▸ **READING TEXT**:
Sorry for the back and forth,  I'm interfacing with individuals who
consume our CloudStack environment. I'm being told that the issues
actually aren't related to API parameters, but behavior of the API
calls:

1) As a user, listing network ACLs now shows ALL ACLs, not just the
ones you own. An example test that was shown to me created a new user,
listed ACLs, then created two ACLs and listed again.  Previously, the
result would be 0, then 2 ACLs. Now, we get 24 and 26, as the brand
new user sees all ACLs.

2) Test case used to succeed by failing when duplicate or overlapping
ACLs were created. Now, they're allowed.  I have yet to duplicate this
and see if it causes problems for virtual routers.

I'll try to confirm/duplicate and create JIRA issues for these if I
don't get a response back from someone explaining/validating the new
behavior.

▸ **ACTION ITEM A**:
Can you extract, word for word, the part of the message about CloudStack API behavior from "Sorry for the" up to and including "for virtual routers."?
▸ **ACTION ITEM B**:
Could you continue the message about CloudStack API behavior, starting after its last sentence?

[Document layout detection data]

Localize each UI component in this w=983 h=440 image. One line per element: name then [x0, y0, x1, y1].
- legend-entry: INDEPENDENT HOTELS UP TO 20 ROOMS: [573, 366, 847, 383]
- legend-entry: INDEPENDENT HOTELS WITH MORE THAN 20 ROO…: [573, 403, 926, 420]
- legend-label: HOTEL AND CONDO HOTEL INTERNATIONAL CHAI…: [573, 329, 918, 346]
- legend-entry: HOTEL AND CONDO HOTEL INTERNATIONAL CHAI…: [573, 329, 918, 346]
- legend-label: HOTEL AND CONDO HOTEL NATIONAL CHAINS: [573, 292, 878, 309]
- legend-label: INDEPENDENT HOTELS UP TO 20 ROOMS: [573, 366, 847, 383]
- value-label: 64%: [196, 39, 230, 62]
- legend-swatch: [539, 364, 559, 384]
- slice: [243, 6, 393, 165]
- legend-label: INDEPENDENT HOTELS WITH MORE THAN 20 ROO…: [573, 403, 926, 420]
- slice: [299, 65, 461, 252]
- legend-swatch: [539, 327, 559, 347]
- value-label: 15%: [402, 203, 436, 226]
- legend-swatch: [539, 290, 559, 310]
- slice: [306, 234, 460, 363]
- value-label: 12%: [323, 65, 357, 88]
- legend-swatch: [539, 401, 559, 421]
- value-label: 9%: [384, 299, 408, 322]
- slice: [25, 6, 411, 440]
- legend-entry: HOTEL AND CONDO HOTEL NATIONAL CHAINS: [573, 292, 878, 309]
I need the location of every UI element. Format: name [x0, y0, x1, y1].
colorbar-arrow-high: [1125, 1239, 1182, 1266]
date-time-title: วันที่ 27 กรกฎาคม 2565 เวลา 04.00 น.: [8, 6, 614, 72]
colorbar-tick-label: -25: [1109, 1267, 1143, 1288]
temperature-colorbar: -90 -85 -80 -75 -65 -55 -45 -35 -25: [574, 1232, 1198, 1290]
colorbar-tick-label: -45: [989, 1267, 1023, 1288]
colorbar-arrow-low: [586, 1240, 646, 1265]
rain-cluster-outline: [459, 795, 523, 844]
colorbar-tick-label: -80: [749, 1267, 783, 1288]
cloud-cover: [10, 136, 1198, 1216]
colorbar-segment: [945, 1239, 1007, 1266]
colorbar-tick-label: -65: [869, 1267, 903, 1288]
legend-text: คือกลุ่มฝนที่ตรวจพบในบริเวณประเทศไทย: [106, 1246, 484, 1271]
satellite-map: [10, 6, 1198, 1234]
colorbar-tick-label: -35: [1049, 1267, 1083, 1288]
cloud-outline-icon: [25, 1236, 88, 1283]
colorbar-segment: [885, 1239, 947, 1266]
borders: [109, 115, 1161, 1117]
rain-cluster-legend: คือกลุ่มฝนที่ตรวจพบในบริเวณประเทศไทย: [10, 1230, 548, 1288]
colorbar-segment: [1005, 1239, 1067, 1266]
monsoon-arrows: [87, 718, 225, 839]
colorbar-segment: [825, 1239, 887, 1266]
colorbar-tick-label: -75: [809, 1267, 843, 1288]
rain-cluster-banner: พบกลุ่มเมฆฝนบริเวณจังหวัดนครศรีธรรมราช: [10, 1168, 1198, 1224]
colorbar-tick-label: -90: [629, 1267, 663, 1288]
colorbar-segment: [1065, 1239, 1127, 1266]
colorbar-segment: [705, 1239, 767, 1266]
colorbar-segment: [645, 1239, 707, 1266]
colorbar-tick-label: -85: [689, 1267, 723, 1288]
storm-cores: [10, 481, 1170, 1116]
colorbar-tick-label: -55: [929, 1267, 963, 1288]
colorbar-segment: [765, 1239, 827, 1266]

▸ **WRITTEN RESPONSE A**:
Sorry for the back and forth,  I'm interfacing with individuals who
consume our CloudStack environment. I'm being told that the issues
actually aren't related to API parameters, but behavior of the API
calls:

1) As a user, listing network ACLs now shows ALL ACLs, not just the
ones you own. An example test that was shown to me created a new user,
listed ACLs, then created two ACLs and listed again.  Previously, the
result would be 0, then 2 ACLs. Now, we get 24 and 26, as the brand
new user sees all ACLs.

2) Test case used to succeed by failing when duplicate or overlapping
ACLs were created. Now, they're allowed.  I have yet to duplicate this
and see if it causes problems for virtual routers.

▸ **WRITTEN RESPONSE B**:
On Mon, Nov 11, 2013 at 2:22 PM, Alena Prokharchyk
<alena.prokharc...@citrix.com> wrote:
> Marcus, if any of the CS API command(s) return the error for
> parameter/parameter combination that used to work before, then it means APIs
> are incompatible, and it has to be fixed.
> Thank you for looking into it.
>
> -Alena.
>
> From: Marcus Sorensen <shadow...@gmail.com>
> Reply-To: "dev@cloudstack.apache.org" <dev@cloudstack.apache.org>
> Date: Monday, November 11, 2013 1:10 PM
> To: "dev@cloudstack.apache.org" <dev@cloudstack.apache.org>
>
> Subject: Re: api incompatibility between 4.1 and 4.2 in ACLs
>
> Ok, I'll dig deeper into it. Our api's ACL tests are breaking against 4.2.
>
> On Sun, Nov 10, 2013 at 11:13 PM, Kishan Kavala
> <kishan.kav...@citrix.com> wrote:
>
> Marcus,
>   aclid is optional when creating a networlACL. In 4.1, networkId is
> mandatory for creating ACL. So, when networkId is specified instead of aclid
> in 4.2, CS gets the aclList associated with the network and adds acl to it.
> So, API doesn't break if the aclid is not specified.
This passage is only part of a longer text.